— Start Data to use —
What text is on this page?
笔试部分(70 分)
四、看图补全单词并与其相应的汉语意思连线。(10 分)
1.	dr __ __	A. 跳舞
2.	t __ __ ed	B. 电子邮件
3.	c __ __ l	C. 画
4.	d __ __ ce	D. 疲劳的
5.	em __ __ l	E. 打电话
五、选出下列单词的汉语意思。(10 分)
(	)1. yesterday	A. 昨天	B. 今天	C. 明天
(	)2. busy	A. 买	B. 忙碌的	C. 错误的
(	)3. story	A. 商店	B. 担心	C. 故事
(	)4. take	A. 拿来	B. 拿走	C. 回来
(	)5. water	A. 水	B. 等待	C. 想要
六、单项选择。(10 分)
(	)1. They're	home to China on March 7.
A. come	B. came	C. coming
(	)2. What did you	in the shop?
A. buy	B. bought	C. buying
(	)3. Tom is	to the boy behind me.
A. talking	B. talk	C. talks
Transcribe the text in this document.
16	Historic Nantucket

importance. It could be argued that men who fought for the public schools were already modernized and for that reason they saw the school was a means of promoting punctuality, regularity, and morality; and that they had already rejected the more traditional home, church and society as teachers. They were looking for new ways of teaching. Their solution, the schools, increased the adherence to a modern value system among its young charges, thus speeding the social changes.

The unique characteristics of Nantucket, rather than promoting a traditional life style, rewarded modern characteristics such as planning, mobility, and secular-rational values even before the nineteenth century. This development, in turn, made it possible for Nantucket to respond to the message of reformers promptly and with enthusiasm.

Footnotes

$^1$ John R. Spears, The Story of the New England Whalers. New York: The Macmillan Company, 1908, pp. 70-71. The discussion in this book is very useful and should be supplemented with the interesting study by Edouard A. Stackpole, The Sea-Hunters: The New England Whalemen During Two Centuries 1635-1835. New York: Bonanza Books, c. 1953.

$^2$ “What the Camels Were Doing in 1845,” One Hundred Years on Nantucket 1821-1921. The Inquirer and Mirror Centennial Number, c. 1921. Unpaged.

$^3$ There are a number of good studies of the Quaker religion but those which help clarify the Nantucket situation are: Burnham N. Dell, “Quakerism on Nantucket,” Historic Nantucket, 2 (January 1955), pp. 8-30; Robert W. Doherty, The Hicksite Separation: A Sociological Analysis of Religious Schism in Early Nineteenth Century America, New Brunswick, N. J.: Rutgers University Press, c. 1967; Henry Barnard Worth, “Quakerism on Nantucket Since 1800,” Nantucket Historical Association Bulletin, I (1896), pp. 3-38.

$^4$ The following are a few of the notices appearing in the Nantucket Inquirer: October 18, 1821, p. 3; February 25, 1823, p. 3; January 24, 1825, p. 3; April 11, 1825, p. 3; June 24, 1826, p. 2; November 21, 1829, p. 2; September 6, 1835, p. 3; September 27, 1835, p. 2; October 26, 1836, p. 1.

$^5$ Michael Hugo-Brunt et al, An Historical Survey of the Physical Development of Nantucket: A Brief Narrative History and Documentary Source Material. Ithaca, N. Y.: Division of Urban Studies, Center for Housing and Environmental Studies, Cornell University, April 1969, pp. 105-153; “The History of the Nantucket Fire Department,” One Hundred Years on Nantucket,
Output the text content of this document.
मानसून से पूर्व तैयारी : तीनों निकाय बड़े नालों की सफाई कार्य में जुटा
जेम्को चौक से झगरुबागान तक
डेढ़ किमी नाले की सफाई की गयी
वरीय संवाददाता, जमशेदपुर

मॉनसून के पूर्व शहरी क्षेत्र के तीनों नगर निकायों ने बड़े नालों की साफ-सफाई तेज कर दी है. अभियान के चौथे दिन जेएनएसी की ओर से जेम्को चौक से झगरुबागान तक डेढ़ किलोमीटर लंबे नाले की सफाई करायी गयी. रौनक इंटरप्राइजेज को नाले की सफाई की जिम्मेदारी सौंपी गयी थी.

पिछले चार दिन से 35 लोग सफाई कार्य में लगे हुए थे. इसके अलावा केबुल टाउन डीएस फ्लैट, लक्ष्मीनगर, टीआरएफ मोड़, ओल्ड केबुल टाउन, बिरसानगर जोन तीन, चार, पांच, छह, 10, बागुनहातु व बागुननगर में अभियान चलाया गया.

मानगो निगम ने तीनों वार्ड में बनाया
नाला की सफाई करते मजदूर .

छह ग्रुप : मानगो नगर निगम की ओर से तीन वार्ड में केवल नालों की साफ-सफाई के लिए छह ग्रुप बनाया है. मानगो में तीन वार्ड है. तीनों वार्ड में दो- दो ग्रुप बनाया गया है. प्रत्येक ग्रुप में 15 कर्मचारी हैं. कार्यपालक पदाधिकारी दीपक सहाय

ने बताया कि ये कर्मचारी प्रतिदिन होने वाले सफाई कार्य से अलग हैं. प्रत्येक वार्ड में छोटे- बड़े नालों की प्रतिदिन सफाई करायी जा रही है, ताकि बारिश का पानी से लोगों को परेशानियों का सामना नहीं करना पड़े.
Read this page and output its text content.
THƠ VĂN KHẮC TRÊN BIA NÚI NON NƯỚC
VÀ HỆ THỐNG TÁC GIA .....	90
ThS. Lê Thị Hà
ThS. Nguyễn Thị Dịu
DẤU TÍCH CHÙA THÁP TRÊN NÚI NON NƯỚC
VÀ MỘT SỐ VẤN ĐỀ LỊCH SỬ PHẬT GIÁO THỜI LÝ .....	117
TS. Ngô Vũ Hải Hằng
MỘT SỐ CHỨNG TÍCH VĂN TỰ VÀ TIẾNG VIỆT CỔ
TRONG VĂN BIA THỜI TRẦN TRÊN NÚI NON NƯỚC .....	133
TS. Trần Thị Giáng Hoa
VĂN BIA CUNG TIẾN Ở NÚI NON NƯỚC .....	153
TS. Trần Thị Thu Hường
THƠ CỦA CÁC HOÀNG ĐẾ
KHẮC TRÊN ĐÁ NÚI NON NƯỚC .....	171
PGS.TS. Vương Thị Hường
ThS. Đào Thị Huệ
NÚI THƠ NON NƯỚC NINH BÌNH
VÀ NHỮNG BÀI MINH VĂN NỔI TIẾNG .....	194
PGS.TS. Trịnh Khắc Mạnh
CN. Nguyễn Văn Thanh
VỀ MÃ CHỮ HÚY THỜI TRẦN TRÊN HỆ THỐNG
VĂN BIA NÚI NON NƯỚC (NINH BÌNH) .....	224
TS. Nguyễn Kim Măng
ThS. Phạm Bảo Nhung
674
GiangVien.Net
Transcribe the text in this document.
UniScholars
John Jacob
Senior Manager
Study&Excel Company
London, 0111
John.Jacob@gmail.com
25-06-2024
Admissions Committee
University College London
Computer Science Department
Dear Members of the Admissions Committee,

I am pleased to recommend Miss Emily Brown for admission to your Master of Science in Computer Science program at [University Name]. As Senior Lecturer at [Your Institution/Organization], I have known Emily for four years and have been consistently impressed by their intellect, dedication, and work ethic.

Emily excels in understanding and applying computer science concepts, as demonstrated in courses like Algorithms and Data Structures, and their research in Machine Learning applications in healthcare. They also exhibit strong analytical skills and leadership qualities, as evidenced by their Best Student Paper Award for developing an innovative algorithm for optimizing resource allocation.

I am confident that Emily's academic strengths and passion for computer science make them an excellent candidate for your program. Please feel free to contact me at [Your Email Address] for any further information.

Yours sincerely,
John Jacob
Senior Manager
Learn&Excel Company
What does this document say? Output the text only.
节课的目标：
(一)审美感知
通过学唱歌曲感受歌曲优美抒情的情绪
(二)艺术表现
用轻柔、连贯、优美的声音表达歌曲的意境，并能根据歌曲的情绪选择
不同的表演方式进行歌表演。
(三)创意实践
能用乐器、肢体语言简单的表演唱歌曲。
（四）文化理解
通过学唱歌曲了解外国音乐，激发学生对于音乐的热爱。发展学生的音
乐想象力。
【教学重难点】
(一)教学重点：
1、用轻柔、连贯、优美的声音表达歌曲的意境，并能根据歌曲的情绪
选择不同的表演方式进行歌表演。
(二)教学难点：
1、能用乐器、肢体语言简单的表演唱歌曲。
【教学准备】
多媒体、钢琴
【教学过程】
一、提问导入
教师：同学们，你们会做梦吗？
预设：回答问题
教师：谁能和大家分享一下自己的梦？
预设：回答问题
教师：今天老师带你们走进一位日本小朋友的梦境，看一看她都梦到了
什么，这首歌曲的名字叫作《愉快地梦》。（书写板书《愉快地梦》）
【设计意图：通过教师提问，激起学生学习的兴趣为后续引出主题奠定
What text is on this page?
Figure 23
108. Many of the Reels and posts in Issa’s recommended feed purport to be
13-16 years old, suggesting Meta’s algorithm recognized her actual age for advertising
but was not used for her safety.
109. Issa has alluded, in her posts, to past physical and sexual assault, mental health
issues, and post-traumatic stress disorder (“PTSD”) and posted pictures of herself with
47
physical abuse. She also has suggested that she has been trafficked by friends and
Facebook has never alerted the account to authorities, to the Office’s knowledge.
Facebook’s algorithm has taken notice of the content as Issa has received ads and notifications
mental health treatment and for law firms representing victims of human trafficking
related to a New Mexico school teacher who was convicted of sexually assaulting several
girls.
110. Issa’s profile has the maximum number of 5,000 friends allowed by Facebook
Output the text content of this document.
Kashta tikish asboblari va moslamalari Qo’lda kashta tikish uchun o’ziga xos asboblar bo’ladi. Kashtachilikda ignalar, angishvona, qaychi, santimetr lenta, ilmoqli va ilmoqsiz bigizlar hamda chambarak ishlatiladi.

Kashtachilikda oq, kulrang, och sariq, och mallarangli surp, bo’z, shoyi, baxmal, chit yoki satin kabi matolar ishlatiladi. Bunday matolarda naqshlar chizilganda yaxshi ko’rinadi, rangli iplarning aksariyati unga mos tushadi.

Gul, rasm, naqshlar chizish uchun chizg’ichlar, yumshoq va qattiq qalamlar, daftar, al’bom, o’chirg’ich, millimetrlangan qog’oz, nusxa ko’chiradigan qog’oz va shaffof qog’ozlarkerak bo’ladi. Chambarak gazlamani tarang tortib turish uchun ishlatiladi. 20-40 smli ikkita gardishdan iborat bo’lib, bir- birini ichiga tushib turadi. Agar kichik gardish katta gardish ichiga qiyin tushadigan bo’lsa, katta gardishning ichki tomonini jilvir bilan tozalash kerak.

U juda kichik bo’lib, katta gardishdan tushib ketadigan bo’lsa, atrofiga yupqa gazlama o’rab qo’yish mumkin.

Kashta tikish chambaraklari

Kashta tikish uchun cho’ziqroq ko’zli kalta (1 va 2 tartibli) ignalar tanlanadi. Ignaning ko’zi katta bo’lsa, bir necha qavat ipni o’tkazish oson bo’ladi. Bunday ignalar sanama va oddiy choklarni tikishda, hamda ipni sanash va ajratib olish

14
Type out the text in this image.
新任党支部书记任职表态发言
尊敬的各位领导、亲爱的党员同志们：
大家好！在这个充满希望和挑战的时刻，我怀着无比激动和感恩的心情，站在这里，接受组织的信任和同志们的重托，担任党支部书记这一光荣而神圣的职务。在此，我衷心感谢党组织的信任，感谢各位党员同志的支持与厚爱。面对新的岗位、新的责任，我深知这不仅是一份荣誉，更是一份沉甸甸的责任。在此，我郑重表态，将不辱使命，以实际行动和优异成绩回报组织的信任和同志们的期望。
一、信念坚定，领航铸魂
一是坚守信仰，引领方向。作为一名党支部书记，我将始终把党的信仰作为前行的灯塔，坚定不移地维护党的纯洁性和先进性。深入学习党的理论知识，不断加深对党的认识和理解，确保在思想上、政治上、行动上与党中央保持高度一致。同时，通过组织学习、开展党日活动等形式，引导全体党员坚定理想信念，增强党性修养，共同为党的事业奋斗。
— End Data to use —
**Exercise goal:**
Starting at the line that contains "Type out the text in this image.", quote each remaining line of the entries above, unchanged.

**The reply:**
Type out the text in this image.
新任党支部书记任职表态发言
尊敬的各位领导、亲爱的党员同志们：
大家好！在这个充满希望和挑战的时刻，我怀着无比激动和感恩的心情，站在这里，接受组织的信任和同志们的重托，担任党支部书记这一光荣而神圣的职务。在此，我衷心感谢党组织的信任，感谢各位党员同志的支持与厚爱。面对新的岗位、新的责任，我深知这不仅是一份荣誉，更是一份沉甸甸的责任。在此，我郑重表态，将不辱使命，以实际行动和优异成绩回报组织的信任和同志们的期望。
一、信念坚定，领航铸魂
一是坚守信仰，引领方向。作为一名党支部书记，我将始终把党的信仰作为前行的灯塔，坚定不移地维护党的纯洁性和先进性。深入学习党的理论知识，不断加深对党的认识和理解，确保在思想上、政治上、行动上与党中央保持高度一致。同时，通过组织学习、开展党日活动等形式，引导全体党员坚定理想信念，增强党性修养，共同为党的事业奋斗。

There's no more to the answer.